Listings of boxed layout items
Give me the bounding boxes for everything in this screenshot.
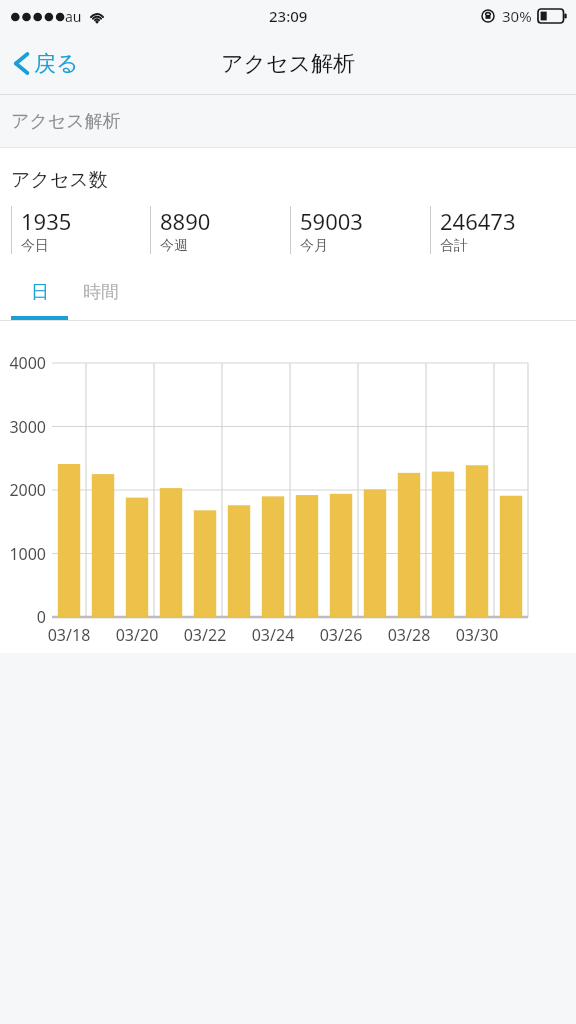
staticText: 合計 xyxy=(440,237,468,255)
button[interactable]: 日 xyxy=(11,281,68,320)
button[interactable]: 時間 xyxy=(68,281,134,320)
staticText: 03/22 xyxy=(172,624,238,646)
staticText: 0 xyxy=(0,606,46,628)
staticText: 時間 xyxy=(83,281,119,304)
staticText: 1000 xyxy=(0,543,46,565)
staticText: 23:09 xyxy=(269,6,308,26)
staticText: 今日 xyxy=(21,237,49,255)
staticText: 8890 xyxy=(160,206,211,236)
staticText: アクセス解析 xyxy=(221,50,356,78)
staticText: 戻る xyxy=(34,50,79,78)
button[interactable]: 1935 xyxy=(11,206,150,255)
staticText: au xyxy=(65,7,82,26)
staticText: 03/26 xyxy=(308,624,374,646)
staticText: 30% xyxy=(502,6,532,26)
staticText: アクセス解析 xyxy=(11,110,121,133)
staticText: 今月 xyxy=(300,237,328,255)
staticText: 今週 xyxy=(160,237,188,255)
staticText: 03/24 xyxy=(240,624,306,646)
other: 戻る xyxy=(13,49,31,78)
button[interactable]: 59003 xyxy=(290,206,430,255)
staticText: 1935 xyxy=(21,206,72,236)
staticText: 03/28 xyxy=(376,624,442,646)
staticText: 3000 xyxy=(0,416,46,438)
staticText: 03/20 xyxy=(104,624,170,646)
staticText: 日 xyxy=(31,281,49,304)
staticText: アクセス数 xyxy=(11,168,108,192)
staticText: 59003 xyxy=(300,206,363,236)
button[interactable]: 戻る xyxy=(8,42,84,85)
staticText: 03/18 xyxy=(36,624,102,646)
button[interactable]: 246473 xyxy=(430,206,570,255)
staticText: 03/30 xyxy=(444,624,510,646)
button[interactable]: 8890 xyxy=(150,206,290,255)
staticText: 4000 xyxy=(0,352,46,374)
staticText: 2000 xyxy=(0,479,46,501)
staticText: 246473 xyxy=(440,206,516,236)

◆ What to produce:
Copy every line of the entries above word for word, leaving out the pictures.

◆ Correct output:
Give me the bounding boxes for everything in this screenshot.
staticText: 合計 xyxy=(440,237,468,255)
button[interactable]: 日 xyxy=(11,281,68,320)
button[interactable]: 時間 xyxy=(68,281,134,320)
staticText: 03/22 xyxy=(172,624,238,646)
staticText: 0 xyxy=(0,606,46,628)
staticText: 時間 xyxy=(83,281,119,304)
staticText: 1000 xyxy=(0,543,46,565)
staticText: 23:09 xyxy=(269,6,308,26)
staticText: 今日 xyxy=(21,237,49,255)
staticText: 8890 xyxy=(160,206,211,236)
staticText: アクセス解析 xyxy=(221,50,356,78)
staticText: 戻る xyxy=(34,50,79,78)
button[interactable]: 1935 xyxy=(11,206,150,255)
staticText: au xyxy=(65,7,82,26)
staticText: 03/26 xyxy=(308,624,374,646)
staticText: 30% xyxy=(502,6,532,26)
staticText: アクセス解析 xyxy=(11,110,121,133)
staticText: 今月 xyxy=(300,237,328,255)
staticText: 今週 xyxy=(160,237,188,255)
staticText: 03/24 xyxy=(240,624,306,646)
other: 戻る xyxy=(13,49,31,78)
button[interactable]: 59003 xyxy=(290,206,430,255)
staticText: 1935 xyxy=(21,206,72,236)
staticText: 03/28 xyxy=(376,624,442,646)
staticText: 3000 xyxy=(0,416,46,438)
staticText: 03/20 xyxy=(104,624,170,646)
staticText: 日 xyxy=(31,281,49,304)
staticText: アクセス数 xyxy=(11,168,108,192)
staticText: 59003 xyxy=(300,206,363,236)
button[interactable]: 戻る xyxy=(8,42,84,85)
staticText: 03/18 xyxy=(36,624,102,646)
button[interactable]: 246473 xyxy=(430,206,570,255)
staticText: 03/30 xyxy=(444,624,510,646)
button[interactable]: 8890 xyxy=(150,206,290,255)
staticText: 4000 xyxy=(0,352,46,374)
staticText: 2000 xyxy=(0,479,46,501)
staticText: 246473 xyxy=(440,206,516,236)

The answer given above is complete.